Exercise » Every line below must be copied as written, except for pictures.

Input for this task »
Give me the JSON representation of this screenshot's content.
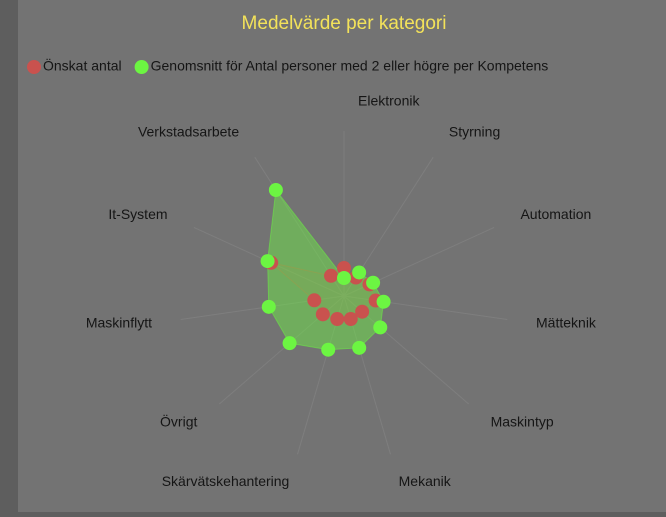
{
  "chart_data": {
    "type": "radar",
    "title": "Medelvärde per kategori",
    "categories": [
      "Elektronik",
      "Styrning",
      "Automation",
      "Mätteknik",
      "Maskintyp",
      "Mekanik",
      "Skärvätskehantering",
      "Övrigt",
      "Maskinflytt",
      "It-System",
      "Verkstadsarbete"
    ],
    "series": [
      {
        "name": "Önskat antal",
        "color": "#c9524e",
        "values": [
          0.7,
          0.55,
          0.7,
          0.8,
          0.6,
          0.6,
          0.6,
          0.7,
          0.75,
          2.0,
          0.6
        ]
      },
      {
        "name": "Genomsnitt för Antal personer med 2 eller högre per Kompetens",
        "color": "#6cf542",
        "values": [
          0.45,
          0.7,
          0.8,
          1.0,
          1.2,
          1.35,
          1.4,
          1.8,
          1.9,
          2.1,
          3.15
        ]
      }
    ],
    "rlim": [
      0,
      4
    ],
    "legend": "top"
  }
}
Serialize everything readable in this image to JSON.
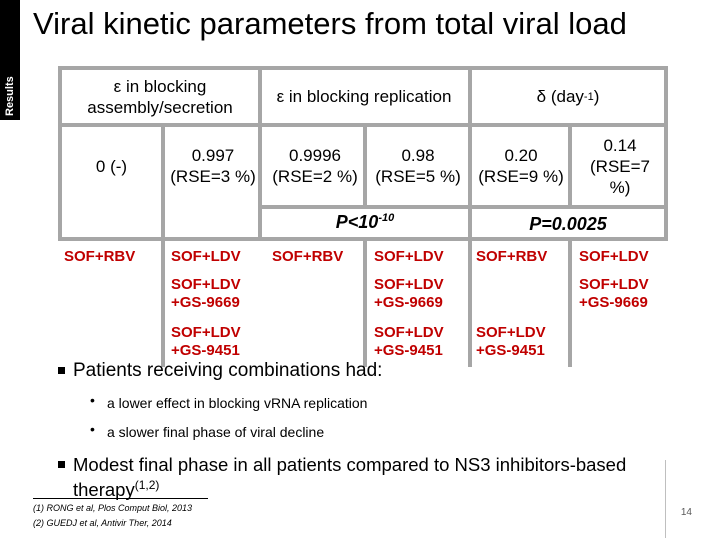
{
  "sidebar": {
    "label": "Results"
  },
  "title": "Viral kinetic parameters from total viral load",
  "table": {
    "headers": {
      "col1": "ε in blocking assembly/secretion",
      "col2": "ε in blocking replication",
      "col3_prefix": "δ (day",
      "col3_sup": "-1",
      "col3_suffix": ")"
    },
    "values": {
      "assembly_a": "0 (-)",
      "assembly_b": "0.997 (RSE=3 %)",
      "replication_a": "0.9996 (RSE=2 %)",
      "replication_b": "0.98 (RSE=5 %)",
      "delta_a": "0.20 (RSE=9 %)",
      "delta_b": "0.14 (RSE=7 %)"
    },
    "pvalues": {
      "replication_prefix": "P<10",
      "replication_sup": "-10",
      "delta": "P=0.0025"
    },
    "regimens": {
      "assembly_a": "SOF+RBV",
      "assembly_b1": "SOF+LDV",
      "assembly_b2a": "SOF+LDV",
      "assembly_b2b": "+GS-9669",
      "assembly_b3a": "SOF+LDV",
      "assembly_b3b": "+GS-9451",
      "replication_a": "SOF+RBV",
      "replication_b1": "SOF+LDV",
      "replication_b2a": "SOF+LDV",
      "replication_b2b": "+GS-9669",
      "replication_b3a": "SOF+LDV",
      "replication_b3b": "+GS-9451",
      "delta_a1": "SOF+RBV",
      "delta_a2a": "SOF+LDV",
      "delta_a2b": "+GS-9451",
      "delta_b1": "SOF+LDV",
      "delta_b2a": "SOF+LDV",
      "delta_b2b": "+GS-9669"
    }
  },
  "bullets": {
    "b1": "Patients receiving combinations had:",
    "b1_sub1": "a lower effect in blocking vRNA replication",
    "b1_sub2": "a slower final phase of viral decline",
    "b2_line1": "Modest final phase in all patients compared to NS3 inhibitors-based",
    "b2_line2": "therapy",
    "b2_sup": "(1,2)"
  },
  "references": {
    "r1": "(1) RONG et al, Plos Comput Biol, 2013",
    "r2": "(2) GUEDJ et al, Antivir Ther, 2014"
  },
  "page_number": "14",
  "colors": {
    "regimen": "#c00000",
    "grid": "#a6a6a6",
    "sidebar": "#000000"
  }
}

Task solution »
Give me the JSON representation of this screenshot's content.
{
  "chart_data": {
    "type": "radar",
    "title": "Medelvärde per kategori",
    "categories": [
      "Elektronik",
      "Styrning",
      "Automation",
      "Mätteknik",
      "Maskintyp",
      "Mekanik",
      "Skärvätskehantering",
      "Övrigt",
      "Maskinflytt",
      "It-System",
      "Verkstadsarbete"
    ],
    "series": [
      {
        "name": "Önskat antal",
        "color": "#c9524e",
        "values": [
          0.7,
          0.55,
          0.7,
          0.8,
          0.6,
          0.6,
          0.6,
          0.7,
          0.75,
          2.0,
          0.6
        ]
      },
      {
        "name": "Genomsnitt för Antal personer med 2 eller högre per Kompetens",
        "color": "#6cf542",
        "values": [
          0.45,
          0.7,
          0.8,
          1.0,
          1.2,
          1.35,
          1.4,
          1.8,
          1.9,
          2.1,
          3.15
        ]
      }
    ],
    "rlim": [
      0,
      4
    ],
    "legend": "top"
  }
}
Serialize everything readable in this image to JSON.
{
  "sidebar": {
    "label": "Results"
  },
  "title": "Viral kinetic parameters from total viral load",
  "table": {
    "headers": {
      "col1": "ε in blocking assembly/secretion",
      "col2": "ε in blocking replication",
      "col3_prefix": "δ (day",
      "col3_sup": "-1",
      "col3_suffix": ")"
    },
    "values": {
      "assembly_a": "0 (-)",
      "assembly_b": "0.997 (RSE=3 %)",
      "replication_a": "0.9996 (RSE=2 %)",
      "replication_b": "0.98 (RSE=5 %)",
      "delta_a": "0.20 (RSE=9 %)",
      "delta_b": "0.14 (RSE=7 %)"
    },
    "pvalues": {
      "replication_prefix": "P<10",
      "replication_sup": "-10",
      "delta": "P=0.0025"
    },
    "regimens": {
      "assembly_a": "SOF+RBV",
      "assembly_b1": "SOF+LDV",
      "assembly_b2a": "SOF+LDV",
      "assembly_b2b": "+GS-9669",
      "assembly_b3a": "SOF+LDV",
      "assembly_b3b": "+GS-9451",
      "replication_a": "SOF+RBV",
      "replication_b1": "SOF+LDV",
      "replication_b2a": "SOF+LDV",
      "replication_b2b": "+GS-9669",
      "replication_b3a": "SOF+LDV",
      "replication_b3b": "+GS-9451",
      "delta_a1": "SOF+RBV",
      "delta_a2a": "SOF+LDV",
      "delta_a2b": "+GS-9451",
      "delta_b1": "SOF+LDV",
      "delta_b2a": "SOF+LDV",
      "delta_b2b": "+GS-9669"
    }
  },
  "bullets": {
    "b1": "Patients receiving combinations had:",
    "b1_sub1": "a lower effect in blocking vRNA replication",
    "b1_sub2": "a slower final phase of viral decline",
    "b2_line1": "Modest final phase in all patients compared to NS3 inhibitors-based",
    "b2_line2": "therapy",
    "b2_sup": "(1,2)"
  },
  "references": {
    "r1": "(1) RONG et al, Plos Comput Biol, 2013",
    "r2": "(2) GUEDJ et al, Antivir Ther, 2014"
  },
  "page_number": "14",
  "colors": {
    "regimen": "#c00000",
    "grid": "#a6a6a6",
    "sidebar": "#000000"
  }
}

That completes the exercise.